• **Source data**:
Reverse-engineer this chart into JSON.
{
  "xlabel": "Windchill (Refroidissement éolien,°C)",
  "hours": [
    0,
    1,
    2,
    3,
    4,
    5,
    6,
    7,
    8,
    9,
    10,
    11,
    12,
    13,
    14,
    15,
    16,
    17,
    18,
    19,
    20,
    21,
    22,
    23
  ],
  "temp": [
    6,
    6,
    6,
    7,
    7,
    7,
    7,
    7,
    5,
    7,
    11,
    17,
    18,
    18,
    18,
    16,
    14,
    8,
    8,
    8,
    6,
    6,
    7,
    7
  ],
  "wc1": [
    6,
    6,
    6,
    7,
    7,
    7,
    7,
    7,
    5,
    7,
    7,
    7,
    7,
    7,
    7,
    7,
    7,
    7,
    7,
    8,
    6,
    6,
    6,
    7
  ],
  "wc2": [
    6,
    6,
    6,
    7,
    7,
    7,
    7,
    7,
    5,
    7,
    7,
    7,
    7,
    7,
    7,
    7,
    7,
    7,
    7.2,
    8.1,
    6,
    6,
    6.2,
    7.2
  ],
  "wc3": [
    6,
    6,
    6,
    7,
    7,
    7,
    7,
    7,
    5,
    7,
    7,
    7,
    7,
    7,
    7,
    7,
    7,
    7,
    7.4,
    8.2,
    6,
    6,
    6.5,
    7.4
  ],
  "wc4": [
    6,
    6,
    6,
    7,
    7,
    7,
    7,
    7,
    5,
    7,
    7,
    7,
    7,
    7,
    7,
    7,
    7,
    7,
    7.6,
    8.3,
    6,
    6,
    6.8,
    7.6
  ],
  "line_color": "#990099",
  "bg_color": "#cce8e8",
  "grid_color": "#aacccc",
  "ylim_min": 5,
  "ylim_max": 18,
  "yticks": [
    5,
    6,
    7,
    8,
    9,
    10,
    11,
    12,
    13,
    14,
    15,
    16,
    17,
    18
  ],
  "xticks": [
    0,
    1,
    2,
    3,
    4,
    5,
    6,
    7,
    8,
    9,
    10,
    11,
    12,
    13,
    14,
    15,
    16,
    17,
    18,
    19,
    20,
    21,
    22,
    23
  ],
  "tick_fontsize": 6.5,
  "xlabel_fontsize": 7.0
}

• **WRITTEN REQUEST**:
Transcribe the material above in its entirety. Match it exactly.

• **REPLY**:
Reverse-engineer this chart into JSON.
{
  "xlabel": "Windchill (Refroidissement éolien,°C)",
  "hours": [
    0,
    1,
    2,
    3,
    4,
    5,
    6,
    7,
    8,
    9,
    10,
    11,
    12,
    13,
    14,
    15,
    16,
    17,
    18,
    19,
    20,
    21,
    22,
    23
  ],
  "temp": [
    6,
    6,
    6,
    7,
    7,
    7,
    7,
    7,
    5,
    7,
    11,
    17,
    18,
    18,
    18,
    16,
    14,
    8,
    8,
    8,
    6,
    6,
    7,
    7
  ],
  "wc1": [
    6,
    6,
    6,
    7,
    7,
    7,
    7,
    7,
    5,
    7,
    7,
    7,
    7,
    7,
    7,
    7,
    7,
    7,
    7,
    8,
    6,
    6,
    6,
    7
  ],
  "wc2": [
    6,
    6,
    6,
    7,
    7,
    7,
    7,
    7,
    5,
    7,
    7,
    7,
    7,
    7,
    7,
    7,
    7,
    7,
    7.2,
    8.1,
    6,
    6,
    6.2,
    7.2
  ],
  "wc3": [
    6,
    6,
    6,
    7,
    7,
    7,
    7,
    7,
    5,
    7,
    7,
    7,
    7,
    7,
    7,
    7,
    7,
    7,
    7.4,
    8.2,
    6,
    6,
    6.5,
    7.4
  ],
  "wc4": [
    6,
    6,
    6,
    7,
    7,
    7,
    7,
    7,
    5,
    7,
    7,
    7,
    7,
    7,
    7,
    7,
    7,
    7,
    7.6,
    8.3,
    6,
    6,
    6.8,
    7.6
  ],
  "line_color": "#990099",
  "bg_color": "#cce8e8",
  "grid_color": "#aacccc",
  "ylim_min": 5,
  "ylim_max": 18,
  "yticks": [
    5,
    6,
    7,
    8,
    9,
    10,
    11,
    12,
    13,
    14,
    15,
    16,
    17,
    18
  ],
  "xticks": [
    0,
    1,
    2,
    3,
    4,
    5,
    6,
    7,
    8,
    9,
    10,
    11,
    12,
    13,
    14,
    15,
    16,
    17,
    18,
    19,
    20,
    21,
    22,
    23
  ],
  "tick_fontsize": 6.5,
  "xlabel_fontsize": 7.0
}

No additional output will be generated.